Exercise => Report every line from the material that contains the word "ylabel".

· · · ·

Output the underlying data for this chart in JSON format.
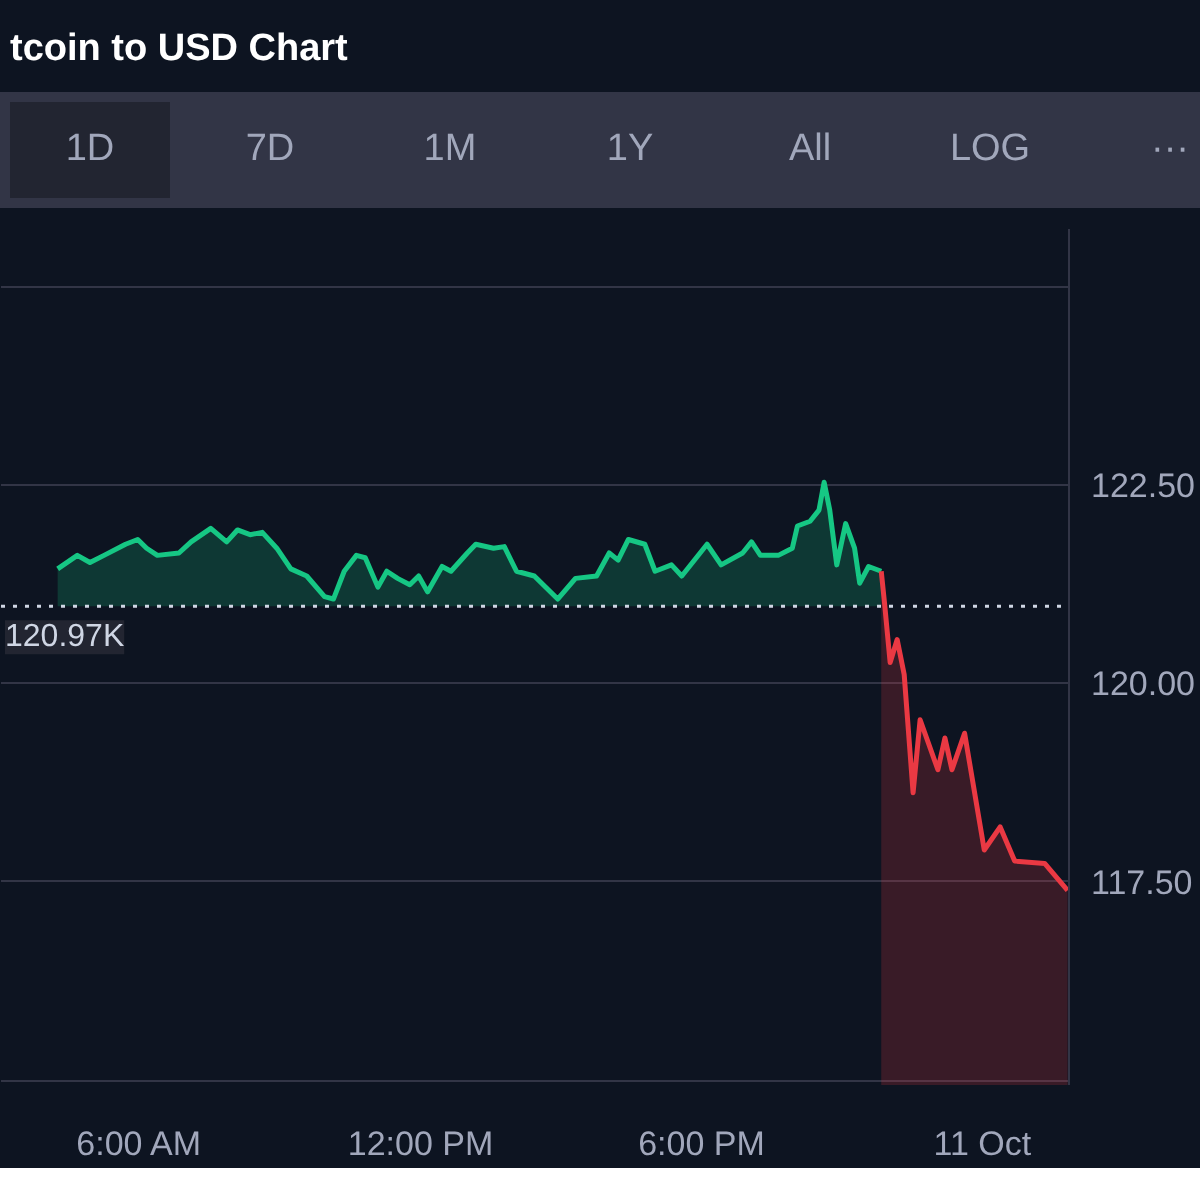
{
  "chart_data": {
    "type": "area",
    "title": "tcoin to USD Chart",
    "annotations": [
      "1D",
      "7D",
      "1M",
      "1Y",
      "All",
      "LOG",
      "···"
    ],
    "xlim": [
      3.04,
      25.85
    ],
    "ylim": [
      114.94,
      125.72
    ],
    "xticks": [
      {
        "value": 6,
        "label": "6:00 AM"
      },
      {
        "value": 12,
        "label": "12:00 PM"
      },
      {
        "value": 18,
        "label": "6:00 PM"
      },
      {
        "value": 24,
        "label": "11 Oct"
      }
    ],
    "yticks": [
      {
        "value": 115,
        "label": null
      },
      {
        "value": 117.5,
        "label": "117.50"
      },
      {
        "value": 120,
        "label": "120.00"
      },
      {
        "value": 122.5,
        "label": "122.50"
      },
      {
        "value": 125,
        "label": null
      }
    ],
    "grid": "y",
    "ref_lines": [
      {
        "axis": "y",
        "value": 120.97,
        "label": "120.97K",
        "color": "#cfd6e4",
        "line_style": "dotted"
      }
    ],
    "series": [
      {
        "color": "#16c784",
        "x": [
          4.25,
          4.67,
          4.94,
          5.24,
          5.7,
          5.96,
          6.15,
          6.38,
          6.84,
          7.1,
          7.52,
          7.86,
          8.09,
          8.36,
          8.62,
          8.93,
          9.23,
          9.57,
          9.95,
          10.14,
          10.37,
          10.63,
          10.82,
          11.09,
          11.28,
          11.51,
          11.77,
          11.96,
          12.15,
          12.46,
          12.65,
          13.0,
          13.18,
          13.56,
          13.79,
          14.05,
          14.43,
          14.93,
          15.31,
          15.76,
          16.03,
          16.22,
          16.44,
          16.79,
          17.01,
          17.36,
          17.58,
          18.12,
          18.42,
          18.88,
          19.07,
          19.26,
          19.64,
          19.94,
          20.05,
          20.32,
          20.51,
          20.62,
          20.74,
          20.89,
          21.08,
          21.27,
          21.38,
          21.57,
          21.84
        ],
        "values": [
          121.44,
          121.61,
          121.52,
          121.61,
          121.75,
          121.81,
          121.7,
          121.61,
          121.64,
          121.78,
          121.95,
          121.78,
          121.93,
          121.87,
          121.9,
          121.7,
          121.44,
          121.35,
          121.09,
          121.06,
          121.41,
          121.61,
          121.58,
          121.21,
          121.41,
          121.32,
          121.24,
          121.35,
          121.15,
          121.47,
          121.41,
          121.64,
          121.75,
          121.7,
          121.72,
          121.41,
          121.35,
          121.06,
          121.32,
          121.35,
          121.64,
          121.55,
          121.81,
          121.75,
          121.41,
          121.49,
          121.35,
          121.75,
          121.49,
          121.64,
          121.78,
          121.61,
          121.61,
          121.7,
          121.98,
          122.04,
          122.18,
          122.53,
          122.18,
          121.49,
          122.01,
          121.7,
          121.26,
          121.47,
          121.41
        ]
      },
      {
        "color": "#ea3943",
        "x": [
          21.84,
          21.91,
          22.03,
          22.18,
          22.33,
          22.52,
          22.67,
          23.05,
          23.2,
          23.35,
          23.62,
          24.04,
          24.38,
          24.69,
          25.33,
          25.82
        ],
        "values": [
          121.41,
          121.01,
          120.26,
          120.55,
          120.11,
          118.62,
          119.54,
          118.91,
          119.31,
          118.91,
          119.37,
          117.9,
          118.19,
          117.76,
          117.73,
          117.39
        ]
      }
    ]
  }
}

· · · ·

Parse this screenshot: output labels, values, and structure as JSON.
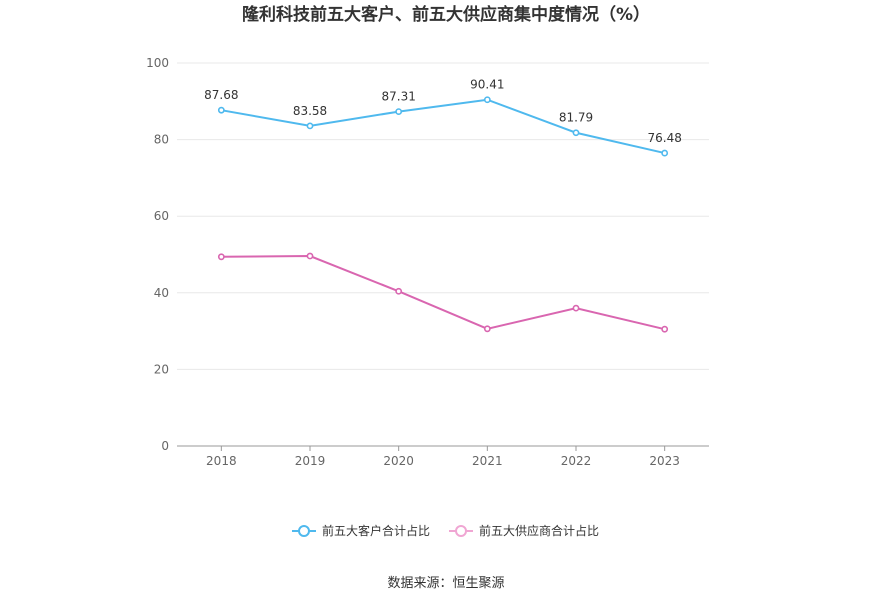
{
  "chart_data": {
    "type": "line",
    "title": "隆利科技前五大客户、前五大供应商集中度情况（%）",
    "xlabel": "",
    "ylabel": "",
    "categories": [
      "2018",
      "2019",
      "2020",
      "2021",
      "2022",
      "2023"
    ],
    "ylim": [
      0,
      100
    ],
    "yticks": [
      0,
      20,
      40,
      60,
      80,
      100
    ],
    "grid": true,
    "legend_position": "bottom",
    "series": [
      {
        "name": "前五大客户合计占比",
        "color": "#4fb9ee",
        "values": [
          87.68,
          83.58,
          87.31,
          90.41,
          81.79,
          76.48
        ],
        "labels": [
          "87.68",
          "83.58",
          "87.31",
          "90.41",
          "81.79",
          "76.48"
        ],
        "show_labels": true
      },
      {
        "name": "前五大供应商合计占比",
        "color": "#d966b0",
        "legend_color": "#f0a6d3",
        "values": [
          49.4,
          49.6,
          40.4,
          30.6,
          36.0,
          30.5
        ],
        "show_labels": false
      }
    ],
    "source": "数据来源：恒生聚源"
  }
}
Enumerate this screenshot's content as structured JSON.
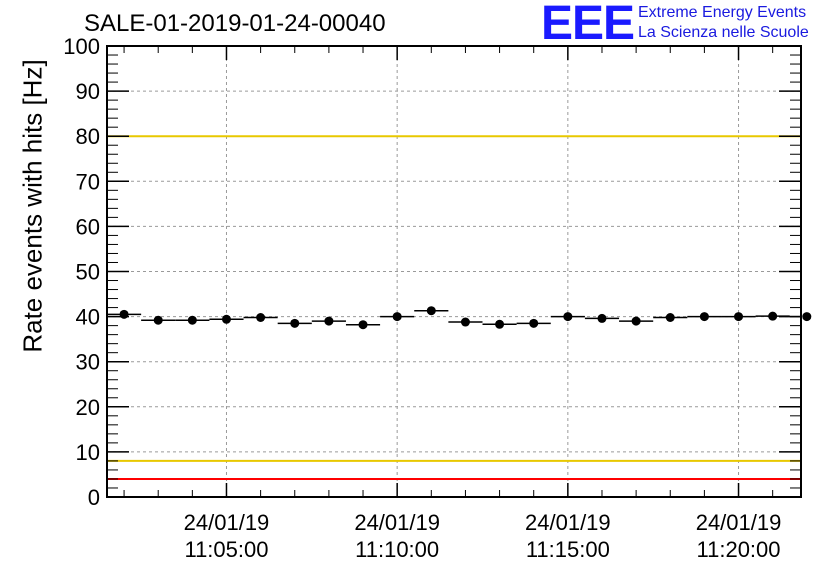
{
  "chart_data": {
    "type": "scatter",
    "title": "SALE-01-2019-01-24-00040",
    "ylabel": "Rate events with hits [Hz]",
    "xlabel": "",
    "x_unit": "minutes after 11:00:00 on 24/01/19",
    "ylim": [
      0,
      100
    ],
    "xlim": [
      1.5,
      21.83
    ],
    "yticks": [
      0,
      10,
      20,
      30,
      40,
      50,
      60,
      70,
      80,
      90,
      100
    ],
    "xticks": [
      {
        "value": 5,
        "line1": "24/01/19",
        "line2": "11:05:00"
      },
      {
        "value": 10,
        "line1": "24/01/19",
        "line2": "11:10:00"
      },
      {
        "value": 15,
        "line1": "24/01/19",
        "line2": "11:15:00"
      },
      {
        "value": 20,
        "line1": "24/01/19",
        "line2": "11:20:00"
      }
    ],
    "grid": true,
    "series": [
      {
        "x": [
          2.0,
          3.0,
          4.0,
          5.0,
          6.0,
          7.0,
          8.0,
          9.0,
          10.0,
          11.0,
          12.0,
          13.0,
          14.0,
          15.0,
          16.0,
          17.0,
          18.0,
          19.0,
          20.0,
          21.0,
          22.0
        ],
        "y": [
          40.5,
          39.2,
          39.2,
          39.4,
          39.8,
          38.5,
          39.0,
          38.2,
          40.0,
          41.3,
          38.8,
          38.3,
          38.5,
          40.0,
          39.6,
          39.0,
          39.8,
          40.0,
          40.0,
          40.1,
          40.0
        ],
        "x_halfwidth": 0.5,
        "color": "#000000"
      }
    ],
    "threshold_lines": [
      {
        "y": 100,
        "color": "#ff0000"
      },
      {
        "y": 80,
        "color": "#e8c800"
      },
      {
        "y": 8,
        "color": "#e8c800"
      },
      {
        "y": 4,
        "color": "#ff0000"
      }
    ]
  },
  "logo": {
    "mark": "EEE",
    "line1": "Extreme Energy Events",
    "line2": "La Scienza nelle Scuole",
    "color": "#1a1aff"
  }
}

· · · ·

Task output =>
    "ylabel": "",
    "ylabel": "Rate events with hits [Hz]",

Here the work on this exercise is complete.